> **PROBLEM REQUIREMENTS**: Set down all of the data exactly as it appears.

———

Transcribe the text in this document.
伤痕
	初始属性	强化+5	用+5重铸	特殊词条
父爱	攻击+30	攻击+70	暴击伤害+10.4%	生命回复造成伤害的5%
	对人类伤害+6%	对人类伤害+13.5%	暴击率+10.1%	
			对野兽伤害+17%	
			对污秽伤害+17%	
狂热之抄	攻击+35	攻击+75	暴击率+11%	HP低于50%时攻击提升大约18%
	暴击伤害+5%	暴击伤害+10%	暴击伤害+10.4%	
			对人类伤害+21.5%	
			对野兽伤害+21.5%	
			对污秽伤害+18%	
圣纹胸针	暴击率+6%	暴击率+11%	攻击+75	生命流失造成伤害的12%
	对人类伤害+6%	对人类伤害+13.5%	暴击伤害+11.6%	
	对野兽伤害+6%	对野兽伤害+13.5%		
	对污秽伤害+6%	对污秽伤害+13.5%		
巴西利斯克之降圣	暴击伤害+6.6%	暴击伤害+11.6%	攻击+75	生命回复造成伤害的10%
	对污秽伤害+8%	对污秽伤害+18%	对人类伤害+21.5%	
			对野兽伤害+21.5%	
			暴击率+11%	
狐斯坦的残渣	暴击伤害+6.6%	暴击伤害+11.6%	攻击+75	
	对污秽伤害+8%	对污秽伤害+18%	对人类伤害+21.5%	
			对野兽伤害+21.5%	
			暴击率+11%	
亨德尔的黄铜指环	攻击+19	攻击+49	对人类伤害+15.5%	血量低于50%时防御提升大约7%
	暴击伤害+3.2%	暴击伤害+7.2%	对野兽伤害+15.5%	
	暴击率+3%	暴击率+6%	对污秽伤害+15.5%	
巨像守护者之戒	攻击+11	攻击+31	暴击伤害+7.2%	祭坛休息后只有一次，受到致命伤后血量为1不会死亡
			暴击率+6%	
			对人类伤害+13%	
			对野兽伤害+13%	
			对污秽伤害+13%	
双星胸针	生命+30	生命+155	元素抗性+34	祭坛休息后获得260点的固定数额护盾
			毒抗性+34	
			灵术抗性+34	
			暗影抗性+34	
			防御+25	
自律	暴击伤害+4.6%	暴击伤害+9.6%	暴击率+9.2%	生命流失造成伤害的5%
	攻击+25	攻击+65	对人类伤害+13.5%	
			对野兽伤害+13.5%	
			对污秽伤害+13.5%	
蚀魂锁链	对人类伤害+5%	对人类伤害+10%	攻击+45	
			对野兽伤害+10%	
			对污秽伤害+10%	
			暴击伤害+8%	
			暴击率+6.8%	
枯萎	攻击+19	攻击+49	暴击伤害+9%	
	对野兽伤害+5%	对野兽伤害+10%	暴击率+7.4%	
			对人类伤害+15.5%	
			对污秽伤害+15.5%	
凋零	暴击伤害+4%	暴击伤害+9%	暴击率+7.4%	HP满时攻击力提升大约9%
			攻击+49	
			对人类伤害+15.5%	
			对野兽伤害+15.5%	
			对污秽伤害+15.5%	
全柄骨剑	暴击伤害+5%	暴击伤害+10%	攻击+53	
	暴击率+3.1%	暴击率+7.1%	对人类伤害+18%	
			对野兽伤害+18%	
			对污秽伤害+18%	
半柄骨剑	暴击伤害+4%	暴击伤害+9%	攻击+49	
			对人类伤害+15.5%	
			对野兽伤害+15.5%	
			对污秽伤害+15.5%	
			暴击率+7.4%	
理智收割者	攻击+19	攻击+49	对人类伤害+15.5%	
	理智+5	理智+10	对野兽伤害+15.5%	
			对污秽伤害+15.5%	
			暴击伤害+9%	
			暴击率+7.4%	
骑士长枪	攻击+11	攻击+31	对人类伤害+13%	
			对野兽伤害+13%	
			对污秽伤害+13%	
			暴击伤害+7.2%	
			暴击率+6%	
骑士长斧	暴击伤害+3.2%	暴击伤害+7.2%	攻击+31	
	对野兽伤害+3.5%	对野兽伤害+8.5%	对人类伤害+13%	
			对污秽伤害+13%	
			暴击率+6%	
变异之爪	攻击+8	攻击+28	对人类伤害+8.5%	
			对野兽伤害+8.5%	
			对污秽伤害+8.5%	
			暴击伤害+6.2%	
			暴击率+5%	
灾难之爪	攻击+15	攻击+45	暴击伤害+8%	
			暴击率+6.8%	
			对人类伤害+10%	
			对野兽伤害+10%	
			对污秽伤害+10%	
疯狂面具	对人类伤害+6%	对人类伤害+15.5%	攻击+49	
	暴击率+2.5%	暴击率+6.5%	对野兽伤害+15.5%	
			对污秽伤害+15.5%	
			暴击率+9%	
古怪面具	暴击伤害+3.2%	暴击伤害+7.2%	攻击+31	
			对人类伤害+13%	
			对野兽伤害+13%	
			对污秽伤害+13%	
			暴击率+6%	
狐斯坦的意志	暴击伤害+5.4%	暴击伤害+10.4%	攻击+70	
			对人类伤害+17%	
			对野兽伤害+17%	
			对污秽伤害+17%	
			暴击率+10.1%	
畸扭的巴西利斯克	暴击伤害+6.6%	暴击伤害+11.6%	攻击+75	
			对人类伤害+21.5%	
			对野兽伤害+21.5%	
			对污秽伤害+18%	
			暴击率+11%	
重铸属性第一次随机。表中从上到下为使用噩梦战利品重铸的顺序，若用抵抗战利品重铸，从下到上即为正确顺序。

———

> **WRITTEN ANSWER**:
Transcribe the text in this document.
伤痕
	初始属性	强化+5	用+5重铸	特殊词条
父爱	攻击+30	攻击+70	暴击伤害+10.4%	生命回复造成伤害的5%
	对人类伤害+6%	对人类伤害+13.5%	暴击率+10.1%	
			对野兽伤害+17%	
			对污秽伤害+17%	
狂热之抄	攻击+35	攻击+75	暴击率+11%	HP低于50%时攻击提升大约18%
	暴击伤害+5%	暴击伤害+10%	暴击伤害+10.4%	
			对人类伤害+21.5%	
			对野兽伤害+21.5%	
			对污秽伤害+18%	
圣纹胸针	暴击率+6%	暴击率+11%	攻击+75	生命流失造成伤害的12%
	对人类伤害+6%	对人类伤害+13.5%	暴击伤害+11.6%	
	对野兽伤害+6%	对野兽伤害+13.5%		
	对污秽伤害+6%	对污秽伤害+13.5%		
巴西利斯克之降圣	暴击伤害+6.6%	暴击伤害+11.6%	攻击+75	生命回复造成伤害的10%
	对污秽伤害+8%	对污秽伤害+18%	对人类伤害+21.5%	
			对野兽伤害+21.5%	
			暴击率+11%	
狐斯坦的残渣	暴击伤害+6.6%	暴击伤害+11.6%	攻击+75	
	对污秽伤害+8%	对污秽伤害+18%	对人类伤害+21.5%	
			对野兽伤害+21.5%	
			暴击率+11%	
亨德尔的黄铜指环	攻击+19	攻击+49	对人类伤害+15.5%	血量低于50%时防御提升大约7%
	暴击伤害+3.2%	暴击伤害+7.2%	对野兽伤害+15.5%	
	暴击率+3%	暴击率+6%	对污秽伤害+15.5%	
巨像守护者之戒	攻击+11	攻击+31	暴击伤害+7.2%	祭坛休息后只有一次，受到致命伤后血量为1不会死亡
			暴击率+6%	
			对人类伤害+13%	
			对野兽伤害+13%	
			对污秽伤害+13%	
双星胸针	生命+30	生命+155	元素抗性+34	祭坛休息后获得260点的固定数额护盾
			毒抗性+34	
			灵术抗性+34	
			暗影抗性+34	
			防御+25	
自律	暴击伤害+4.6%	暴击伤害+9.6%	暴击率+9.2%	生命流失造成伤害的5%
	攻击+25	攻击+65	对人类伤害+13.5%	
			对野兽伤害+13.5%	
			对污秽伤害+13.5%	
蚀魂锁链	对人类伤害+5%	对人类伤害+10%	攻击+45	
			对野兽伤害+10%	
			对污秽伤害+10%	
			暴击伤害+8%	
			暴击率+6.8%	
枯萎	攻击+19	攻击+49	暴击伤害+9%	
	对野兽伤害+5%	对野兽伤害+10%	暴击率+7.4%	
			对人类伤害+15.5%	
			对污秽伤害+15.5%	
凋零	暴击伤害+4%	暴击伤害+9%	暴击率+7.4%	HP满时攻击力提升大约9%
			攻击+49	
			对人类伤害+15.5%	
			对野兽伤害+15.5%	
			对污秽伤害+15.5%	
全柄骨剑	暴击伤害+5%	暴击伤害+10%	攻击+53	
	暴击率+3.1%	暴击率+7.1%	对人类伤害+18%	
			对野兽伤害+18%	
			对污秽伤害+18%	
半柄骨剑	暴击伤害+4%	暴击伤害+9%	攻击+49	
			对人类伤害+15.5%	
			对野兽伤害+15.5%	
			对污秽伤害+15.5%	
			暴击率+7.4%	
理智收割者	攻击+19	攻击+49	对人类伤害+15.5%	
	理智+5	理智+10	对野兽伤害+15.5%	
			对污秽伤害+15.5%	
			暴击伤害+9%	
			暴击率+7.4%	
骑士长枪	攻击+11	攻击+31	对人类伤害+13%	
			对野兽伤害+13%	
			对污秽伤害+13%	
			暴击伤害+7.2%	
			暴击率+6%	
骑士长斧	暴击伤害+3.2%	暴击伤害+7.2%	攻击+31	
	对野兽伤害+3.5%	对野兽伤害+8.5%	对人类伤害+13%	
			对污秽伤害+13%	
			暴击率+6%	
变异之爪	攻击+8	攻击+28	对人类伤害+8.5%	
			对野兽伤害+8.5%	
			对污秽伤害+8.5%	
			暴击伤害+6.2%	
			暴击率+5%	
灾难之爪	攻击+15	攻击+45	暴击伤害+8%	
			暴击率+6.8%	
			对人类伤害+10%	
			对野兽伤害+10%	
			对污秽伤害+10%	
疯狂面具	对人类伤害+6%	对人类伤害+15.5%	攻击+49	
	暴击率+2.5%	暴击率+6.5%	对野兽伤害+15.5%	
			对污秽伤害+15.5%	
			暴击率+9%	
古怪面具	暴击伤害+3.2%	暴击伤害+7.2%	攻击+31	
			对人类伤害+13%	
			对野兽伤害+13%	
			对污秽伤害+13%	
			暴击率+6%	
狐斯坦的意志	暴击伤害+5.4%	暴击伤害+10.4%	攻击+70	
			对人类伤害+17%	
			对野兽伤害+17%	
			对污秽伤害+17%	
			暴击率+10.1%	
畸扭的巴西利斯克	暴击伤害+6.6%	暴击伤害+11.6%	攻击+75	
			对人类伤害+21.5%	
			对野兽伤害+21.5%	
			对污秽伤害+18%	
			暴击率+11%	
重铸属性第一次随机。表中从上到下为使用噩梦战利品重铸的顺序，若用抵抗战利品重铸，从下到上即为正确顺序。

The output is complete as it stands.